Print the entries word for word, starting at the first line and ending with the line that contains "- p2-text-d: , 2002;", both included.
>> start Data provided
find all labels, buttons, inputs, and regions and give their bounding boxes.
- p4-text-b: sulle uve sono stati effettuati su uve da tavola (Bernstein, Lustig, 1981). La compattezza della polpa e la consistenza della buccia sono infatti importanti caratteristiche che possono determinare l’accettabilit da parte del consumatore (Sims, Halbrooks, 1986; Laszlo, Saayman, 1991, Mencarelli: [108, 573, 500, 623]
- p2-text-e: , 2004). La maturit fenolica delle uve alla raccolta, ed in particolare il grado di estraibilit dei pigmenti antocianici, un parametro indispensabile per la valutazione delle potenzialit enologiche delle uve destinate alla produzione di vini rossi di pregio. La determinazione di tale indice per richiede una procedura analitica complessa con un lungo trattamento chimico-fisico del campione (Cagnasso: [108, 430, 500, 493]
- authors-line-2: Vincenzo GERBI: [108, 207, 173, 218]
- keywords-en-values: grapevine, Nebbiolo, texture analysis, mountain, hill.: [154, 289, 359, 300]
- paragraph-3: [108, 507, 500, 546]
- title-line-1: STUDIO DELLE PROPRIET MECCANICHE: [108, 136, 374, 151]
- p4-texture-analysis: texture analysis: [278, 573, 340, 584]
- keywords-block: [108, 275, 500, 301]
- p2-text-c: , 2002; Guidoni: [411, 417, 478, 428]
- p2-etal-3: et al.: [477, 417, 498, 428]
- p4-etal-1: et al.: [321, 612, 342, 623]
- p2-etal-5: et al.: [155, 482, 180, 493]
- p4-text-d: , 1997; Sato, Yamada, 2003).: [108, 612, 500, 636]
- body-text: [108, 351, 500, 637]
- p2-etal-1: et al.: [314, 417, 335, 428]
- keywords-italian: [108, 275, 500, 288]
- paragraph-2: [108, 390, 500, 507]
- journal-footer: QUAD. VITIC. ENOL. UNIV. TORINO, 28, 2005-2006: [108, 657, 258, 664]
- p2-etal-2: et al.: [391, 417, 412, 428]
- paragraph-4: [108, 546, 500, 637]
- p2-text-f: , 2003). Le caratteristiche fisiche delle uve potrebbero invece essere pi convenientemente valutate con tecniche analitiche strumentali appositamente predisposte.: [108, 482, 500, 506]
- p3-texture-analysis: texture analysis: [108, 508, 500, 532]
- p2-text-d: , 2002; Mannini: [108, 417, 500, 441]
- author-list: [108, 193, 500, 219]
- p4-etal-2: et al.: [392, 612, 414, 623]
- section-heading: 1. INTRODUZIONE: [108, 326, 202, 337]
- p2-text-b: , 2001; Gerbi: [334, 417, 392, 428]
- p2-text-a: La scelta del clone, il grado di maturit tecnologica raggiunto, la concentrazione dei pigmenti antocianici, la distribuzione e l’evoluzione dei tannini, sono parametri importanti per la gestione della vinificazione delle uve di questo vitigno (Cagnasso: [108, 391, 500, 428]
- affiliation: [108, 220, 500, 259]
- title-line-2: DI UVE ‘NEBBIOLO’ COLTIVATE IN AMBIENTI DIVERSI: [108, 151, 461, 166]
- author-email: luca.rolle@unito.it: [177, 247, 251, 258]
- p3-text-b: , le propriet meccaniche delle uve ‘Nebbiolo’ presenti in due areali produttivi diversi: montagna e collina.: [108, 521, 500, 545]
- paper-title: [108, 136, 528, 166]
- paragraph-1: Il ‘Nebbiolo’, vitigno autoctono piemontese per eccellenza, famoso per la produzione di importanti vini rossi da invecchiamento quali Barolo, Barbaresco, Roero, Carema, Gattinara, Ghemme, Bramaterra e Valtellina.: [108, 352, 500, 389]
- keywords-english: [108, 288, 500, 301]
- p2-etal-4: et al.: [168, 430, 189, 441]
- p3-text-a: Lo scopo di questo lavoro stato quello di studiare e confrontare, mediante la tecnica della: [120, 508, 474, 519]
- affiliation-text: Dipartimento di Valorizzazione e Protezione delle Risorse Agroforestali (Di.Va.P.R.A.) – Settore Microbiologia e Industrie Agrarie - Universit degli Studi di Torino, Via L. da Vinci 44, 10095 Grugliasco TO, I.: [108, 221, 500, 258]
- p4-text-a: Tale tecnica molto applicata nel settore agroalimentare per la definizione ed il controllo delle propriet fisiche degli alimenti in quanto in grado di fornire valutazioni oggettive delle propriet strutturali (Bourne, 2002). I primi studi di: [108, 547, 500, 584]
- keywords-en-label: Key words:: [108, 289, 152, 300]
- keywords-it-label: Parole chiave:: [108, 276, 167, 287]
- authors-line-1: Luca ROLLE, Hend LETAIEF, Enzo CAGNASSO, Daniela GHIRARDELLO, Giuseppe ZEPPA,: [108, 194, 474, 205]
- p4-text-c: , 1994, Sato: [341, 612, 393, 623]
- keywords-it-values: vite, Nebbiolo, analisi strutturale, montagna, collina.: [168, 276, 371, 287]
>> end Data provided
> **The completed task**
find all labels, buttons, inputs, and regions and give their bounding boxes.
- p4-text-b: sulle uve sono stati effettuati su uve da tavola (Bernstein, Lustig, 1981). La compattezza della polpa e la consistenza della buccia sono infatti importanti caratteristiche che possono determinare l’accettabilit da parte del consumatore (Sims, Halbrooks, 1986; Laszlo, Saayman, 1991, Mencarelli: [108, 573, 500, 623]
- p2-text-e: , 2004). La maturit fenolica delle uve alla raccolta, ed in particolare il grado di estraibilit dei pigmenti antocianici, un parametro indispensabile per la valutazione delle potenzialit enologiche delle uve destinate alla produzione di vini rossi di pregio. La determinazione di tale indice per richiede una procedura analitica complessa con un lungo trattamento chimico-fisico del campione (Cagnasso: [108, 430, 500, 493]
- authors-line-2: Vincenzo GERBI: [108, 207, 173, 218]
- keywords-en-values: grapevine, Nebbiolo, texture analysis, mountain, hill.: [154, 289, 359, 300]
- paragraph-3: [108, 507, 500, 546]
- title-line-1: STUDIO DELLE PROPRIET MECCANICHE: [108, 136, 374, 151]
- p4-texture-analysis: texture analysis: [278, 573, 340, 584]
- keywords-block: [108, 275, 500, 301]
- p2-text-c: , 2002; Guidoni: [411, 417, 478, 428]
- p2-etal-3: et al.: [477, 417, 498, 428]
- p4-etal-1: et al.: [321, 612, 342, 623]
- p2-etal-5: et al.: [155, 482, 180, 493]
- p4-text-d: , 1997; Sato, Yamada, 2003).: [108, 612, 500, 636]
- body-text: [108, 351, 500, 637]
- p2-etal-1: et al.: [314, 417, 335, 428]
- keywords-italian: [108, 275, 500, 288]
- paragraph-2: [108, 390, 500, 507]
- journal-footer: QUAD. VITIC. ENOL. UNIV. TORINO, 28, 2005-2006: [108, 657, 258, 664]
- p2-etal-2: et al.: [391, 417, 412, 428]
- paragraph-4: [108, 546, 500, 637]
- p2-text-f: , 2003). Le caratteristiche fisiche delle uve potrebbero invece essere pi convenientemente valutate con tecniche analitiche strumentali appositamente predisposte.: [108, 482, 500, 506]
- p3-texture-analysis: texture analysis: [108, 508, 500, 532]
- p2-text-d: , 2002; Mannini: [108, 417, 500, 441]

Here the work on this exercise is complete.